>> START

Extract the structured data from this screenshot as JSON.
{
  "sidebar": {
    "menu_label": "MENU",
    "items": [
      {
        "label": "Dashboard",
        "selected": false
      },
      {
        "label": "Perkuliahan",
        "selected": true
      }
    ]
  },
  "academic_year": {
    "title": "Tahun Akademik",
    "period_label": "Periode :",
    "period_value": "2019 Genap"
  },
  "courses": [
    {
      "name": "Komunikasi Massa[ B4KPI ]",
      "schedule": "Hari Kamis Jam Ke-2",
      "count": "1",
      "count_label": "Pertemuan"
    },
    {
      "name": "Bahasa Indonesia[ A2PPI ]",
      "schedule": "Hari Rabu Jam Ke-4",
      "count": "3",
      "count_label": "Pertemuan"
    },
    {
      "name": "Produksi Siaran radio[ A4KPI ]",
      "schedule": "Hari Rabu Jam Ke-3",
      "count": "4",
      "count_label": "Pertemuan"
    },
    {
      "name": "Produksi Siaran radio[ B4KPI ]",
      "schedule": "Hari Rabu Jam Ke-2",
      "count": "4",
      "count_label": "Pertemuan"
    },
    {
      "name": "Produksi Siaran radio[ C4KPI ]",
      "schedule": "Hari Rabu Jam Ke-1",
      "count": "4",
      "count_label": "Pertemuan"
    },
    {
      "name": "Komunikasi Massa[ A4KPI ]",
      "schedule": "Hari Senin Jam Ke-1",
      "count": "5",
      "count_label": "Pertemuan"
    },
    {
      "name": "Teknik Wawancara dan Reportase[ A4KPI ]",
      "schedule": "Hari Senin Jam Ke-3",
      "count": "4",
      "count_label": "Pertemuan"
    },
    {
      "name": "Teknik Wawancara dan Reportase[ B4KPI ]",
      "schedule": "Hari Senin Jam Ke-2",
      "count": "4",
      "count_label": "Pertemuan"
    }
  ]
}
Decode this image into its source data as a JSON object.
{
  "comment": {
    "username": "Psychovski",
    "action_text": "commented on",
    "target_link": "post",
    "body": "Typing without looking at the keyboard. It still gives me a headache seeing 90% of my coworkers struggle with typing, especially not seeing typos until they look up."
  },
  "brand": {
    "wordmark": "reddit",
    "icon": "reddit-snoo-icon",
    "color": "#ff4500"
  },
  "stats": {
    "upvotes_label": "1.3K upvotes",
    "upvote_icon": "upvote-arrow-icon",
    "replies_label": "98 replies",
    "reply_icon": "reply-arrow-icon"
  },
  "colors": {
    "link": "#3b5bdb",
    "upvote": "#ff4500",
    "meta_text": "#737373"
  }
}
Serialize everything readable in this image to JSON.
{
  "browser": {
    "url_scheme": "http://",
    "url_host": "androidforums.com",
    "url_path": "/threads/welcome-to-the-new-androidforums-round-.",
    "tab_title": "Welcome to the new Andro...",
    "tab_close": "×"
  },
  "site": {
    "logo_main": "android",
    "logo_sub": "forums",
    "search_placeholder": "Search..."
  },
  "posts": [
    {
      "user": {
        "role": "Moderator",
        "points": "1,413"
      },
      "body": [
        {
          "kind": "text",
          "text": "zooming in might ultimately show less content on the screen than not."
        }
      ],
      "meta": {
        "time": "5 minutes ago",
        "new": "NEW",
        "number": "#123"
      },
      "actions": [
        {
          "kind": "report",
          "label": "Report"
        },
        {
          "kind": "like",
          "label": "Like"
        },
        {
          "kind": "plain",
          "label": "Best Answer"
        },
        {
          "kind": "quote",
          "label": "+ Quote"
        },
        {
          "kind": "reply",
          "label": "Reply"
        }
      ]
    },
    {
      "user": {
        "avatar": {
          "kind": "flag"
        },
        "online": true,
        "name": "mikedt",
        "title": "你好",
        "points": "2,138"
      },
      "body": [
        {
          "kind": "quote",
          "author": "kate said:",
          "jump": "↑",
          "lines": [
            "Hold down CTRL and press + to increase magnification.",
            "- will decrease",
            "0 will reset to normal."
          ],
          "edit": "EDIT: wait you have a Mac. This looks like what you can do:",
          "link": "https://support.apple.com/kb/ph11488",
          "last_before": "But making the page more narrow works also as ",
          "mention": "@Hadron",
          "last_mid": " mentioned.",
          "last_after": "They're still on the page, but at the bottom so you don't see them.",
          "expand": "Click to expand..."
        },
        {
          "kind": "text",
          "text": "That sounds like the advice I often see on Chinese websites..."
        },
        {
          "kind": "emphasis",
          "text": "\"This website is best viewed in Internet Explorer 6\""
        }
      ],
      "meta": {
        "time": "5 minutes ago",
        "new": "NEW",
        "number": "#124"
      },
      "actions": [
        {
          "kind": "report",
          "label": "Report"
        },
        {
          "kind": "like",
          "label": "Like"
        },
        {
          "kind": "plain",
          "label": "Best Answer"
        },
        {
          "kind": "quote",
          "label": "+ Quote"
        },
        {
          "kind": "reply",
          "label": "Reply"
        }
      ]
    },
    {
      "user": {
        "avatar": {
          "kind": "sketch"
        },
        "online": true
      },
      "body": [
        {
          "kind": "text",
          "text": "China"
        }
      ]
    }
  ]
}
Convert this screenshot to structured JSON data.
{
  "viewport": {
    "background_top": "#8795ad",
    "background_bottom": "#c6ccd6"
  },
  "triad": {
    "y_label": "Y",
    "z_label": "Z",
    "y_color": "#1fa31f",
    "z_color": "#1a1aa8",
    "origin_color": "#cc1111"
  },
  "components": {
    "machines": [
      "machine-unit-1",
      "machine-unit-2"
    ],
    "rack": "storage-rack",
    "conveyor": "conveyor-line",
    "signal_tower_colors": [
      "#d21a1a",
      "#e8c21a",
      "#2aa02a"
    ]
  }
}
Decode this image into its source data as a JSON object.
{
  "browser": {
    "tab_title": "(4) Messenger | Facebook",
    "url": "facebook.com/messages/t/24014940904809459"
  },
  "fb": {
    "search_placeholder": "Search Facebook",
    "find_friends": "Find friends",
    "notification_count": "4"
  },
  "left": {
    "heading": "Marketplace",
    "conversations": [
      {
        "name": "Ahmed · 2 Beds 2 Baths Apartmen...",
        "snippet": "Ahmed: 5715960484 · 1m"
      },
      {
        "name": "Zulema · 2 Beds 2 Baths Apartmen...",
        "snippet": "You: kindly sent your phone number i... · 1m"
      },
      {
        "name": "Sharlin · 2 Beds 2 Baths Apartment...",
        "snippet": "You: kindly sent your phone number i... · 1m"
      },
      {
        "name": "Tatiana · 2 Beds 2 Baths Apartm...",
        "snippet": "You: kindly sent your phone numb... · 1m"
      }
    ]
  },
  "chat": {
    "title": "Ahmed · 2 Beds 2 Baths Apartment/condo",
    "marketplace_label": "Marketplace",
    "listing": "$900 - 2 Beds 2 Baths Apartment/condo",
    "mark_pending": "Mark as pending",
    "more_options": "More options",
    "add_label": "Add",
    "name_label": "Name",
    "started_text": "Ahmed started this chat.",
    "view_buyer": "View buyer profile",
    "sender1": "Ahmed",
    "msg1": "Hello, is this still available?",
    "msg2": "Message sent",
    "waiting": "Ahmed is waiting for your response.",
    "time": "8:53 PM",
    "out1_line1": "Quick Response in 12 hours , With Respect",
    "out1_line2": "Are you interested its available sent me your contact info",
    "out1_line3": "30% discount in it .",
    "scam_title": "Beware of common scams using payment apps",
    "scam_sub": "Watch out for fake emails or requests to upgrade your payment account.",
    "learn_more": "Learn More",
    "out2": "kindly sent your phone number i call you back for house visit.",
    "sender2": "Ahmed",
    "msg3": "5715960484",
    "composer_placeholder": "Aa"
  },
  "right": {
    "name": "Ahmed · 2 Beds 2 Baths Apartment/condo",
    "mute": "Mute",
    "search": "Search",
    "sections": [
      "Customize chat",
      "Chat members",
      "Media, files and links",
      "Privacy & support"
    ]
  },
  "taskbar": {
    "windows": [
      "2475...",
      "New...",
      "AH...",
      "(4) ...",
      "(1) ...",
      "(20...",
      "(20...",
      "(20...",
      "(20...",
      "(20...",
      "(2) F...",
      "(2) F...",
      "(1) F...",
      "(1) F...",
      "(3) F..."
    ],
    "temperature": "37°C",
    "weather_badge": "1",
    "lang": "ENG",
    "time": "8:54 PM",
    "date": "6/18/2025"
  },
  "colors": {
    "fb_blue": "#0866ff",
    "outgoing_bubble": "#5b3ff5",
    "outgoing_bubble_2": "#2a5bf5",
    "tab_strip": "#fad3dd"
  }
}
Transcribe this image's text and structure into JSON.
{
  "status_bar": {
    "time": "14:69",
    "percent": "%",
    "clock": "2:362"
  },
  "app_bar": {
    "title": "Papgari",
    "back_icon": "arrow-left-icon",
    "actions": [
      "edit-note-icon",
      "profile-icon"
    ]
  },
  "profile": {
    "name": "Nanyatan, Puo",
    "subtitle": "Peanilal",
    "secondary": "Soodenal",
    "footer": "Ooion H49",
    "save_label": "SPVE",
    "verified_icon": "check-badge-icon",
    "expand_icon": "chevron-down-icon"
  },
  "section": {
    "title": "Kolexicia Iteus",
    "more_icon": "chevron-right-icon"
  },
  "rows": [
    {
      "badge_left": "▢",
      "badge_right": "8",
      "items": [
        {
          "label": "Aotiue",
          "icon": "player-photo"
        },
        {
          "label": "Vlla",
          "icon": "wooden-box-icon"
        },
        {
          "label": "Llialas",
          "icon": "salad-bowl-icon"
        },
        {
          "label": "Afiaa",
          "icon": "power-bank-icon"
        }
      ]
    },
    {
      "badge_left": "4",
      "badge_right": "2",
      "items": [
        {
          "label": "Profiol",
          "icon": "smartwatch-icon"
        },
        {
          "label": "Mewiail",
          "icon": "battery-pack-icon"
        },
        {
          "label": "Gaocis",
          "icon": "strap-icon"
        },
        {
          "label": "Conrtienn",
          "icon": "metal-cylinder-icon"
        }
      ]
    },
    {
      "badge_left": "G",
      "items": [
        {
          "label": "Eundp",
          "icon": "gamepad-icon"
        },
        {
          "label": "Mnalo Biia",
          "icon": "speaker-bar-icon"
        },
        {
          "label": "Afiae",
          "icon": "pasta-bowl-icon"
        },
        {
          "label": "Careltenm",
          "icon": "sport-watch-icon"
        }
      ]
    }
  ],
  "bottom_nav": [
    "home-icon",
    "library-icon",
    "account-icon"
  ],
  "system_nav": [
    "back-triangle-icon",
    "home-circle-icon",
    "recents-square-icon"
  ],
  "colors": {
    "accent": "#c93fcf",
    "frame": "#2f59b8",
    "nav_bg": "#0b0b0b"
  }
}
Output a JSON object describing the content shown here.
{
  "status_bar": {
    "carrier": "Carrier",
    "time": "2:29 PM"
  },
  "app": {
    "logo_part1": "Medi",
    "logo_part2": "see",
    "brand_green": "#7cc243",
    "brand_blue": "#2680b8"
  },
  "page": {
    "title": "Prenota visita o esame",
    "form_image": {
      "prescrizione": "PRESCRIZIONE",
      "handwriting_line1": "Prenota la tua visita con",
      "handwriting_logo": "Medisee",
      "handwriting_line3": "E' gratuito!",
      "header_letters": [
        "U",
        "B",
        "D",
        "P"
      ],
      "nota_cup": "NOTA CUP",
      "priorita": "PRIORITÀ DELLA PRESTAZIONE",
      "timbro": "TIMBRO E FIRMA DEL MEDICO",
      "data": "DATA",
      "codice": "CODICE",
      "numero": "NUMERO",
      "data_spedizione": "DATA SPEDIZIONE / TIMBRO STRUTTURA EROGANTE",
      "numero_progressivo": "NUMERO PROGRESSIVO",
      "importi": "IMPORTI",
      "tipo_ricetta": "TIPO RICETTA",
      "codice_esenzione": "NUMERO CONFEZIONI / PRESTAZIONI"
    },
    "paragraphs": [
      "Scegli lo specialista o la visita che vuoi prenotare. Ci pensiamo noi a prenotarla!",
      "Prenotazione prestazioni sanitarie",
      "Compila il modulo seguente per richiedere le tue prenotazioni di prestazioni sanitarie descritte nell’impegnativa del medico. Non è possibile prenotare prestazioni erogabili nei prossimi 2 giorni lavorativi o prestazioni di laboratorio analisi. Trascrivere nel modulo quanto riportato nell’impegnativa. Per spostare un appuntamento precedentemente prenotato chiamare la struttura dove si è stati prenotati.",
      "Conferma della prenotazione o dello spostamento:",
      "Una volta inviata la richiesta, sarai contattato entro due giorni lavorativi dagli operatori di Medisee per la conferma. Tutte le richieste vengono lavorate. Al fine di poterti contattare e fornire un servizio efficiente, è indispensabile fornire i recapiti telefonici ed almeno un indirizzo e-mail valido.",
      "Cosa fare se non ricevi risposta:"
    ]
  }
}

>> END

### [Instructions for the task]
List every line above containing the word "sanitarie".

### [Solution to the problem]
      "Prenotazione prestazioni sanitarie",
      "Compila il modulo seguente per richiedere le tue prenotazioni di prestazioni sanitarie descritte nell’impegnativa del medico. Non è possibile prenotare prestazioni erogabili nei prossimi 2 giorni lavorativi o prestazioni di laboratorio analisi. Trascrivere nel modulo quanto riportato nell’impegnativa. Per spostare un appuntamento precedentemente prenotato chiamare la struttura dove si è stati prenotati.",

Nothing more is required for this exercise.